→ **What you will do**
Write out the data again in full, exactly as it reads.

→ **Dataset items**
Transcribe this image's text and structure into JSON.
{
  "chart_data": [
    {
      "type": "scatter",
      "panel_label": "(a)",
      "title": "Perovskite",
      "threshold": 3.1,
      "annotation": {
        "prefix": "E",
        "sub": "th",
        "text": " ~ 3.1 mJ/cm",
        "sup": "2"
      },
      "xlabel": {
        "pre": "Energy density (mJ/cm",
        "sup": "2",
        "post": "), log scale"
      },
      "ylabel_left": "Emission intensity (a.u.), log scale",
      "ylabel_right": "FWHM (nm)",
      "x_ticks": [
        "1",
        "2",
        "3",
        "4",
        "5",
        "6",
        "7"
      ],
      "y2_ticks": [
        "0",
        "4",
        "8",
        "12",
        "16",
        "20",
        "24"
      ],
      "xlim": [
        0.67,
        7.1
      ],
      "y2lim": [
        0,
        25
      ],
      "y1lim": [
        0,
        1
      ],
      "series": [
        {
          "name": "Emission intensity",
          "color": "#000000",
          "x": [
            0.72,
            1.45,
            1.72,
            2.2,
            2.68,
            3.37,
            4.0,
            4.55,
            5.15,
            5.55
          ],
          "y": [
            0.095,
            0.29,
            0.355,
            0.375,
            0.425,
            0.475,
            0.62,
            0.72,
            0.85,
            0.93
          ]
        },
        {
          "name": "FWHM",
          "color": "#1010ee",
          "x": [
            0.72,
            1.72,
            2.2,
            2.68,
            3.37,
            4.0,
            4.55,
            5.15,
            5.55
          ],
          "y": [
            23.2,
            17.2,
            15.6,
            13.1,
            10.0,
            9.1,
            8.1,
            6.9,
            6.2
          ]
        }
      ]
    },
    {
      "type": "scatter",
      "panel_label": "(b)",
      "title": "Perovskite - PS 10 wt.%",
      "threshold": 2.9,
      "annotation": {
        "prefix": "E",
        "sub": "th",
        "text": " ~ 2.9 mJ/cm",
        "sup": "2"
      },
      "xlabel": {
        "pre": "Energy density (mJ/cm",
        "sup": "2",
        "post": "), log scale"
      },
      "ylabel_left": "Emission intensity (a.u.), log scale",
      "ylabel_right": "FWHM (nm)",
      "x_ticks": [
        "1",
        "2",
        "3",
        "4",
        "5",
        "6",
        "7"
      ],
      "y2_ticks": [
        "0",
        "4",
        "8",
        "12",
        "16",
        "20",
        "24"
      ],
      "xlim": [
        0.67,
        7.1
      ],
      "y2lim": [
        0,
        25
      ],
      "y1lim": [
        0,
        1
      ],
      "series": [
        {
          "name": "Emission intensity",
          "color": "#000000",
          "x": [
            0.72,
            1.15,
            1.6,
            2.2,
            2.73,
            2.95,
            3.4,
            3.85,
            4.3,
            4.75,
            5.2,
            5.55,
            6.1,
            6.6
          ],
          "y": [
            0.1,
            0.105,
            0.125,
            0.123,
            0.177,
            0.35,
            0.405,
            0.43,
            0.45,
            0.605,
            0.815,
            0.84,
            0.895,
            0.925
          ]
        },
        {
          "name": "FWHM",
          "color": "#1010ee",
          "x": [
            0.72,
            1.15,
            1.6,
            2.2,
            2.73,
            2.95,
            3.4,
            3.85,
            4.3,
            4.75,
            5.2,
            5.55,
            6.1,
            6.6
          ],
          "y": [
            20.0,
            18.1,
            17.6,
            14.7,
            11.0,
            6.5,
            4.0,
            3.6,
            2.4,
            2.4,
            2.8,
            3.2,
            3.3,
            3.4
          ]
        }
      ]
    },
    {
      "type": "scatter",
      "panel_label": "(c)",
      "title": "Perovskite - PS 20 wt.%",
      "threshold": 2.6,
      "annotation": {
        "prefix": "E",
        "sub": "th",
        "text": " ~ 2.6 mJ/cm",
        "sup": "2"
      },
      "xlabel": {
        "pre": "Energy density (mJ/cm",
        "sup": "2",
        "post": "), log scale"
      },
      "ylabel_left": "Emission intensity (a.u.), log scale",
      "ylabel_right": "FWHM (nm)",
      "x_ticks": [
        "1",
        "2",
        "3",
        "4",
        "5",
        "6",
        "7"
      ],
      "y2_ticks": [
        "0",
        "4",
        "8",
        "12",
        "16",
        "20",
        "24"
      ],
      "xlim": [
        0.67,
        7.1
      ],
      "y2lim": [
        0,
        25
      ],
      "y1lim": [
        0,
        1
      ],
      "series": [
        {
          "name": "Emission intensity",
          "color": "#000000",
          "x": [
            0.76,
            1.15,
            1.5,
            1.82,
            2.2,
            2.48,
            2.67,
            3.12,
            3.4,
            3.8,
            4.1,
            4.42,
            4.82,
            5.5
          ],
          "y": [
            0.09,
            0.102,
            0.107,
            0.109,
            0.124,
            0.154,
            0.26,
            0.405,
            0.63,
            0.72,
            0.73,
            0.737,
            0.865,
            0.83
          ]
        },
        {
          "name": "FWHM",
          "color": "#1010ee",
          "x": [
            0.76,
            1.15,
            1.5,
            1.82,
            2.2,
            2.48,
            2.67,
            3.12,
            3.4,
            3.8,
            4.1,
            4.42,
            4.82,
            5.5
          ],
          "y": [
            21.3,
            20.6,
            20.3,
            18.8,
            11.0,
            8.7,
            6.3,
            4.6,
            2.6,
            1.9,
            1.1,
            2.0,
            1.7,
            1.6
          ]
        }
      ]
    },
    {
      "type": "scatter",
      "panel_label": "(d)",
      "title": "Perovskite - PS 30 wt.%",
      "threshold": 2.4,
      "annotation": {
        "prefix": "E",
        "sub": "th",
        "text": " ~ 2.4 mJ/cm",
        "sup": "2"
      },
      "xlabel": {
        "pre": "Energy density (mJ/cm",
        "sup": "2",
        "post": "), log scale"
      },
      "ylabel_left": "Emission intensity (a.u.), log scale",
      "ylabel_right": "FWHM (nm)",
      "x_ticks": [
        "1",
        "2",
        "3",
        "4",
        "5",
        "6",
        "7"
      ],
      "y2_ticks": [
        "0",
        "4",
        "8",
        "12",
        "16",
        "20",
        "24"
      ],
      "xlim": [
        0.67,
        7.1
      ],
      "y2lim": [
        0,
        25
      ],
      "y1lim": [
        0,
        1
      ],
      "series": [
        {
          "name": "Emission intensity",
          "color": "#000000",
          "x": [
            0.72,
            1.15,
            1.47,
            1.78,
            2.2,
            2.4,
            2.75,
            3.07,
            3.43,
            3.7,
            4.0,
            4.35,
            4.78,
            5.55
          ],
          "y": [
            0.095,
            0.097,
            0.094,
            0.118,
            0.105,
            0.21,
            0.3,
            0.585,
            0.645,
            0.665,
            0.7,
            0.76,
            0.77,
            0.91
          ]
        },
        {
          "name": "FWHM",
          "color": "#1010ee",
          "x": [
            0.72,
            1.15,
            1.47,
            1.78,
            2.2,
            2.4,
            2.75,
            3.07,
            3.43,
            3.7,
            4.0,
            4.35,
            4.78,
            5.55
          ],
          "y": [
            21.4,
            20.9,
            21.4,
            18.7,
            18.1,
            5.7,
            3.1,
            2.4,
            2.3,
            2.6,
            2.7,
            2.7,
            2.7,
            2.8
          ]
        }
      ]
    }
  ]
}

→ **Exercise response**
Transcribe this image's text and structure into JSON.
{
  "chart_data": [
    {
      "type": "scatter",
      "panel_label": "(a)",
      "title": "Perovskite",
      "threshold": 3.1,
      "annotation": {
        "prefix": "E",
        "sub": "th",
        "text": " ~ 3.1 mJ/cm",
        "sup": "2"
      },
      "xlabel": {
        "pre": "Energy density (mJ/cm",
        "sup": "2",
        "post": "), log scale"
      },
      "ylabel_left": "Emission intensity (a.u.), log scale",
      "ylabel_right": "FWHM (nm)",
      "x_ticks": [
        "1",
        "2",
        "3",
        "4",
        "5",
        "6",
        "7"
      ],
      "y2_ticks": [
        "0",
        "4",
        "8",
        "12",
        "16",
        "20",
        "24"
      ],
      "xlim": [
        0.67,
        7.1
      ],
      "y2lim": [
        0,
        25
      ],
      "y1lim": [
        0,
        1
      ],
      "series": [
        {
          "name": "Emission intensity",
          "color": "#000000",
          "x": [
            0.72,
            1.45,
            1.72,
            2.2,
            2.68,
            3.37,
            4.0,
            4.55,
            5.15,
            5.55
          ],
          "y": [
            0.095,
            0.29,
            0.355,
            0.375,
            0.425,
            0.475,
            0.62,
            0.72,
            0.85,
            0.93
          ]
        },
        {
          "name": "FWHM",
          "color": "#1010ee",
          "x": [
            0.72,
            1.72,
            2.2,
            2.68,
            3.37,
            4.0,
            4.55,
            5.15,
            5.55
          ],
          "y": [
            23.2,
            17.2,
            15.6,
            13.1,
            10.0,
            9.1,
            8.1,
            6.9,
            6.2
          ]
        }
      ]
    },
    {
      "type": "scatter",
      "panel_label": "(b)",
      "title": "Perovskite - PS 10 wt.%",
      "threshold": 2.9,
      "annotation": {
        "prefix": "E",
        "sub": "th",
        "text": " ~ 2.9 mJ/cm",
        "sup": "2"
      },
      "xlabel": {
        "pre": "Energy density (mJ/cm",
        "sup": "2",
        "post": "), log scale"
      },
      "ylabel_left": "Emission intensity (a.u.), log scale",
      "ylabel_right": "FWHM (nm)",
      "x_ticks": [
        "1",
        "2",
        "3",
        "4",
        "5",
        "6",
        "7"
      ],
      "y2_ticks": [
        "0",
        "4",
        "8",
        "12",
        "16",
        "20",
        "24"
      ],
      "xlim": [
        0.67,
        7.1
      ],
      "y2lim": [
        0,
        25
      ],
      "y1lim": [
        0,
        1
      ],
      "series": [
        {
          "name": "Emission intensity",
          "color": "#000000",
          "x": [
            0.72,
            1.15,
            1.6,
            2.2,
            2.73,
            2.95,
            3.4,
            3.85,
            4.3,
            4.75,
            5.2,
            5.55,
            6.1,
            6.6
          ],
          "y": [
            0.1,
            0.105,
            0.125,
            0.123,
            0.177,
            0.35,
            0.405,
            0.43,
            0.45,
            0.605,
            0.815,
            0.84,
            0.895,
            0.925
          ]
        },
        {
          "name": "FWHM",
          "color": "#1010ee",
          "x": [
            0.72,
            1.15,
            1.6,
            2.2,
            2.73,
            2.95,
            3.4,
            3.85,
            4.3,
            4.75,
            5.2,
            5.55,
            6.1,
            6.6
          ],
          "y": [
            20.0,
            18.1,
            17.6,
            14.7,
            11.0,
            6.5,
            4.0,
            3.6,
            2.4,
            2.4,
            2.8,
            3.2,
            3.3,
            3.4
          ]
        }
      ]
    },
    {
      "type": "scatter",
      "panel_label": "(c)",
      "title": "Perovskite - PS 20 wt.%",
      "threshold": 2.6,
      "annotation": {
        "prefix": "E",
        "sub": "th",
        "text": " ~ 2.6 mJ/cm",
        "sup": "2"
      },
      "xlabel": {
        "pre": "Energy density (mJ/cm",
        "sup": "2",
        "post": "), log scale"
      },
      "ylabel_left": "Emission intensity (a.u.), log scale",
      "ylabel_right": "FWHM (nm)",
      "x_ticks": [
        "1",
        "2",
        "3",
        "4",
        "5",
        "6",
        "7"
      ],
      "y2_ticks": [
        "0",
        "4",
        "8",
        "12",
        "16",
        "20",
        "24"
      ],
      "xlim": [
        0.67,
        7.1
      ],
      "y2lim": [
        0,
        25
      ],
      "y1lim": [
        0,
        1
      ],
      "series": [
        {
          "name": "Emission intensity",
          "color": "#000000",
          "x": [
            0.76,
            1.15,
            1.5,
            1.82,
            2.2,
            2.48,
            2.67,
            3.12,
            3.4,
            3.8,
            4.1,
            4.42,
            4.82,
            5.5
          ],
          "y": [
            0.09,
            0.102,
            0.107,
            0.109,
            0.124,
            0.154,
            0.26,
            0.405,
            0.63,
            0.72,
            0.73,
            0.737,
            0.865,
            0.83
          ]
        },
        {
          "name": "FWHM",
          "color": "#1010ee",
          "x": [
            0.76,
            1.15,
            1.5,
            1.82,
            2.2,
            2.48,
            2.67,
            3.12,
            3.4,
            3.8,
            4.1,
            4.42,
            4.82,
            5.5
          ],
          "y": [
            21.3,
            20.6,
            20.3,
            18.8,
            11.0,
            8.7,
            6.3,
            4.6,
            2.6,
            1.9,
            1.1,
            2.0,
            1.7,
            1.6
          ]
        }
      ]
    },
    {
      "type": "scatter",
      "panel_label": "(d)",
      "title": "Perovskite - PS 30 wt.%",
      "threshold": 2.4,
      "annotation": {
        "prefix": "E",
        "sub": "th",
        "text": " ~ 2.4 mJ/cm",
        "sup": "2"
      },
      "xlabel": {
        "pre": "Energy density (mJ/cm",
        "sup": "2",
        "post": "), log scale"
      },
      "ylabel_left": "Emission intensity (a.u.), log scale",
      "ylabel_right": "FWHM (nm)",
      "x_ticks": [
        "1",
        "2",
        "3",
        "4",
        "5",
        "6",
        "7"
      ],
      "y2_ticks": [
        "0",
        "4",
        "8",
        "12",
        "16",
        "20",
        "24"
      ],
      "xlim": [
        0.67,
        7.1
      ],
      "y2lim": [
        0,
        25
      ],
      "y1lim": [
        0,
        1
      ],
      "series": [
        {
          "name": "Emission intensity",
          "color": "#000000",
          "x": [
            0.72,
            1.15,
            1.47,
            1.78,
            2.2,
            2.4,
            2.75,
            3.07,
            3.43,
            3.7,
            4.0,
            4.35,
            4.78,
            5.55
          ],
          "y": [
            0.095,
            0.097,
            0.094,
            0.118,
            0.105,
            0.21,
            0.3,
            0.585,
            0.645,
            0.665,
            0.7,
            0.76,
            0.77,
            0.91
          ]
        },
        {
          "name": "FWHM",
          "color": "#1010ee",
          "x": [
            0.72,
            1.15,
            1.47,
            1.78,
            2.2,
            2.4,
            2.75,
            3.07,
            3.43,
            3.7,
            4.0,
            4.35,
            4.78,
            5.55
          ],
          "y": [
            21.4,
            20.9,
            21.4,
            18.7,
            18.1,
            5.7,
            3.1,
            2.4,
            2.3,
            2.6,
            2.7,
            2.7,
            2.7,
            2.8
          ]
        }
      ]
    }
  ]
}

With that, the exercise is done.